[Start EXERCISE INPUTS]
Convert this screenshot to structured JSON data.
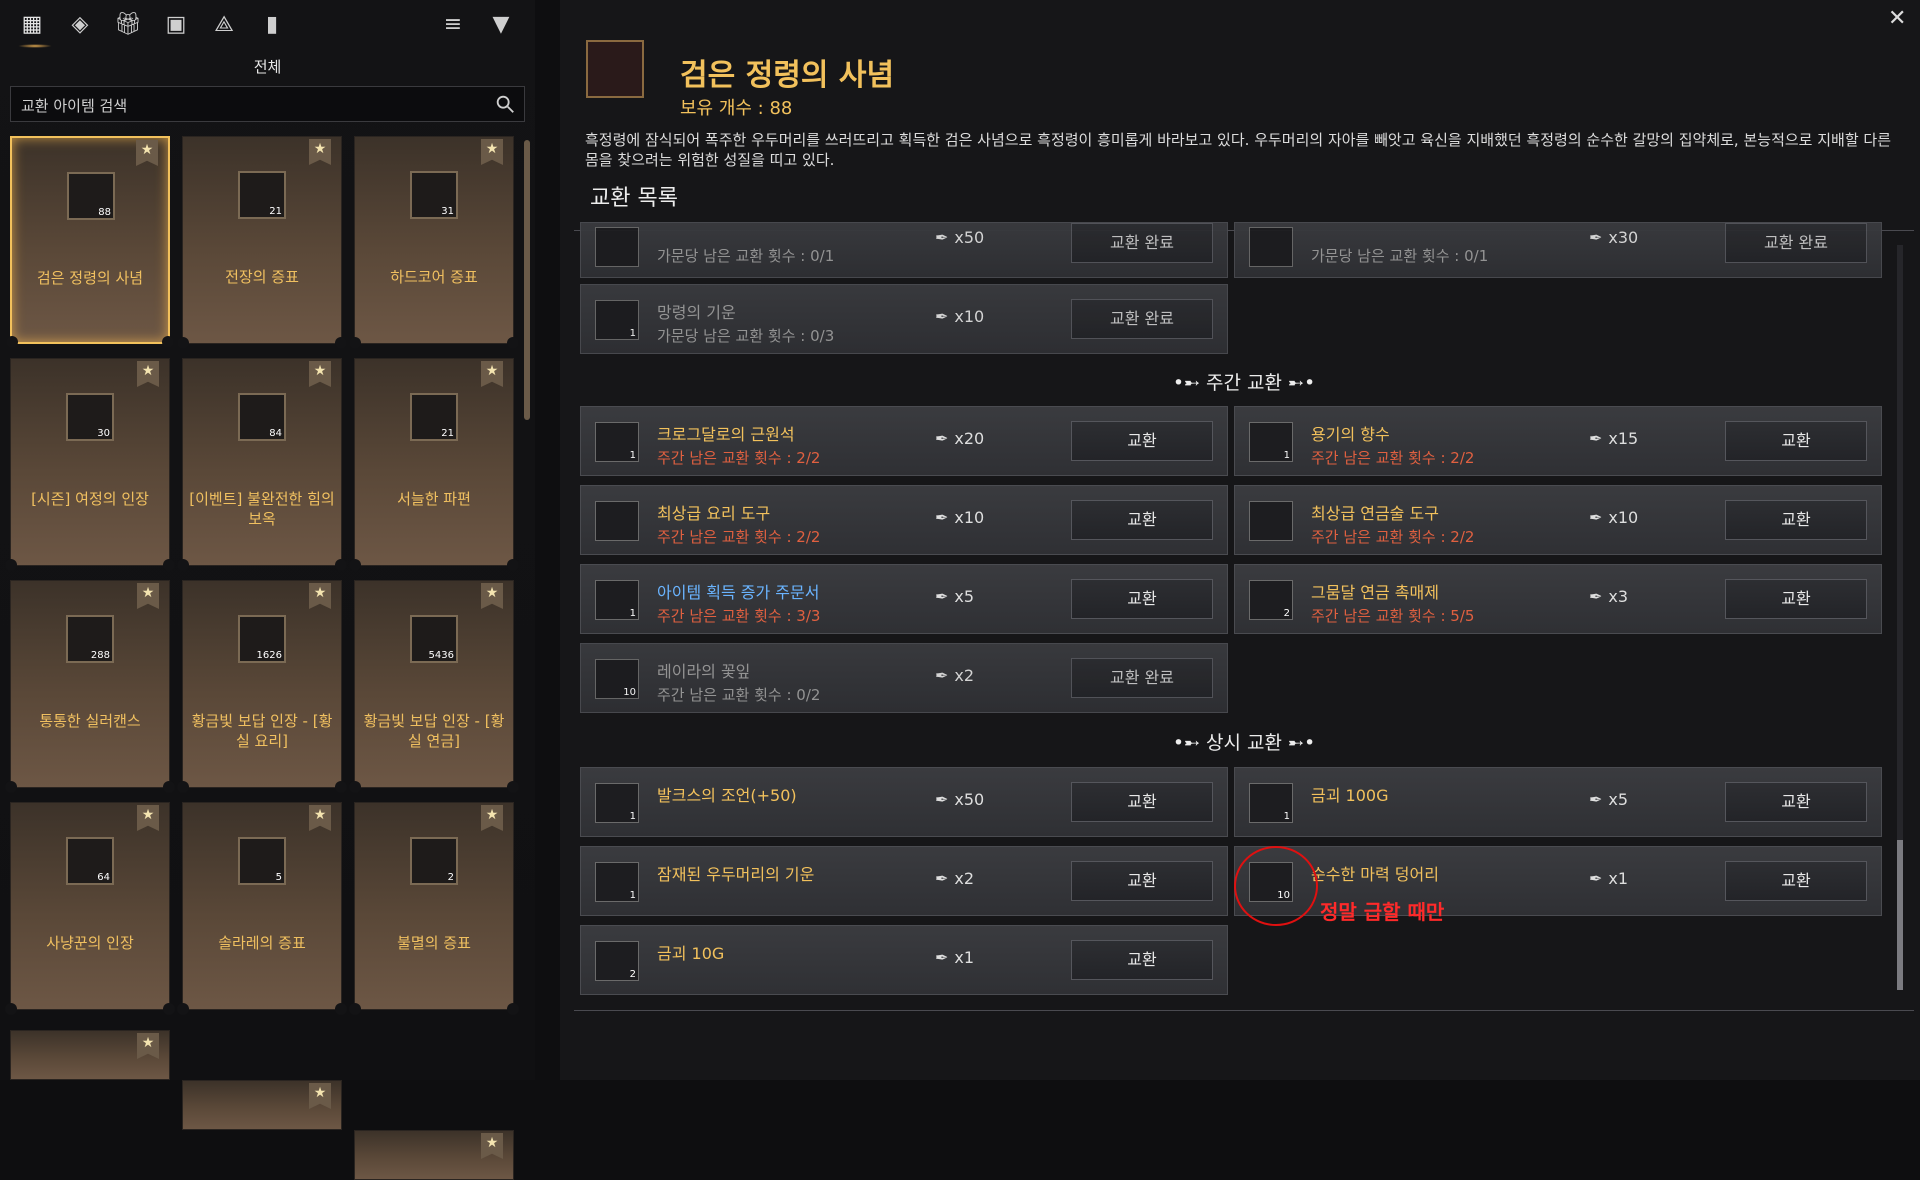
{
  "top_bar": {
    "category_label": "전체",
    "search_placeholder": "교환 아이템 검색"
  },
  "left_cards": [
    {
      "name": "검은 정령의 사념",
      "count": "88",
      "selected": true
    },
    {
      "name": "전장의 증표",
      "count": "21"
    },
    {
      "name": "하드코어 증표",
      "count": "31"
    },
    {
      "name": "[시즌] 여정의 인장",
      "count": "30"
    },
    {
      "name": "[이벤트] 불완전한 힘의 보옥",
      "count": "84"
    },
    {
      "name": "서늘한 파편",
      "count": "21"
    },
    {
      "name": "통통한 실러캔스",
      "count": "288"
    },
    {
      "name": "황금빛 보답 인장 - [황실 요리]",
      "count": "1626"
    },
    {
      "name": "황금빛 보답 인장 - [황실 연금]",
      "count": "5436"
    },
    {
      "name": "사냥꾼의 인장",
      "count": "64"
    },
    {
      "name": "솔라레의 증표",
      "count": "5"
    },
    {
      "name": "불멸의 증표",
      "count": "2"
    }
  ],
  "detail": {
    "title": "검은 정령의 사념",
    "owned": "보유 개수 : 88",
    "description": "흑정령에 잠식되어 폭주한 우두머리를 쓰러뜨리고 획득한 검은 사념으로 흑정령이 흥미롭게 바라보고 있다. 우두머리의 자아를 빼앗고 육신을 지배했던 흑정령의 순수한 갈망의 집약체로, 본능적으로 지배할 다른 몸을 찾으려는 위험한 성질을 띠고 있다.",
    "list_title": "교환 목록"
  },
  "sections": {
    "weekly": "주간 교환",
    "permanent": "상시 교환"
  },
  "slots": {
    "top_left": {
      "sub": "가문당 남은 교환 횟수 : 0/1",
      "cost": "x50",
      "button": "교환 완료"
    },
    "top_right": {
      "sub": "가문당 남은 교환 횟수 : 0/1",
      "cost": "x30",
      "button": "교환 완료"
    },
    "mangryeong": {
      "name": "망령의 기운",
      "sub": "가문당 남은 교환 횟수 : 0/3",
      "cost": "x10",
      "button": "교환 완료",
      "qty": "1"
    },
    "w1": {
      "name": "크로그달로의 근원석",
      "sub": "주간 남은 교환 횟수 : 2/2",
      "cost": "x20",
      "button": "교환",
      "qty": "1"
    },
    "w2": {
      "name": "용기의 향수",
      "sub": "주간 남은 교환 횟수 : 2/2",
      "cost": "x15",
      "button": "교환",
      "qty": "1"
    },
    "w3": {
      "name": "최상급 요리 도구",
      "sub": "주간 남은 교환 횟수 : 2/2",
      "cost": "x10",
      "button": "교환",
      "qty": ""
    },
    "w4": {
      "name": "최상급 연금술 도구",
      "sub": "주간 남은 교환 횟수 : 2/2",
      "cost": "x10",
      "button": "교환",
      "qty": ""
    },
    "w5": {
      "name": "아이템 획득 증가 주문서",
      "sub": "주간 남은 교환 횟수 : 3/3",
      "cost": "x5",
      "button": "교환",
      "qty": "1"
    },
    "w6": {
      "name": "그뭄달 연금 촉매제",
      "sub": "주간 남은 교환 횟수 : 5/5",
      "cost": "x3",
      "button": "교환",
      "qty": "2"
    },
    "w7": {
      "name": "레이라의 꽃잎",
      "sub": "주간 남은 교환 횟수 : 0/2",
      "cost": "x2",
      "button": "교환 완료",
      "qty": "10"
    },
    "p1": {
      "name": "발크스의 조언(+50)",
      "cost": "x50",
      "button": "교환",
      "qty": "1"
    },
    "p2": {
      "name": "금괴 100G",
      "cost": "x5",
      "button": "교환",
      "qty": "1"
    },
    "p3": {
      "name": "잠재된 우두머리의 기운",
      "cost": "x2",
      "button": "교환",
      "qty": "1"
    },
    "p4": {
      "name": "순수한 마력 덩어리",
      "cost": "x1",
      "button": "교환",
      "qty": "10"
    },
    "p5": {
      "name": "금괴 10G",
      "cost": "x1",
      "button": "교환",
      "qty": "2"
    }
  },
  "annotation": "정말 급할 때만",
  "colors": {
    "accent": "#f2c15c",
    "warn": "#e06040",
    "link": "#6ab4ff",
    "annotation": "#ff2a2a"
  }
}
[End EXERCISE INPUTS]
WHAT YOU SHOULD DO: Copy out each line that contains the word "우두머리의".

FULL OUTPUT:
    "description": "흑정령에 잠식되어 폭주한 우두머리를 쓰러뜨리고 획득한 검은 사념으로 흑정령이 흥미롭게 바라보고 있다. 우두머리의 자아를 빼앗고 육신을 지배했던 흑정령의 순수한 갈망의 집약체로, 본능적으로 지배할 다른 몸을 찾으려는 위험한 성질을 띠고 있다.",
      "name": "잠재된 우두머리의 기운",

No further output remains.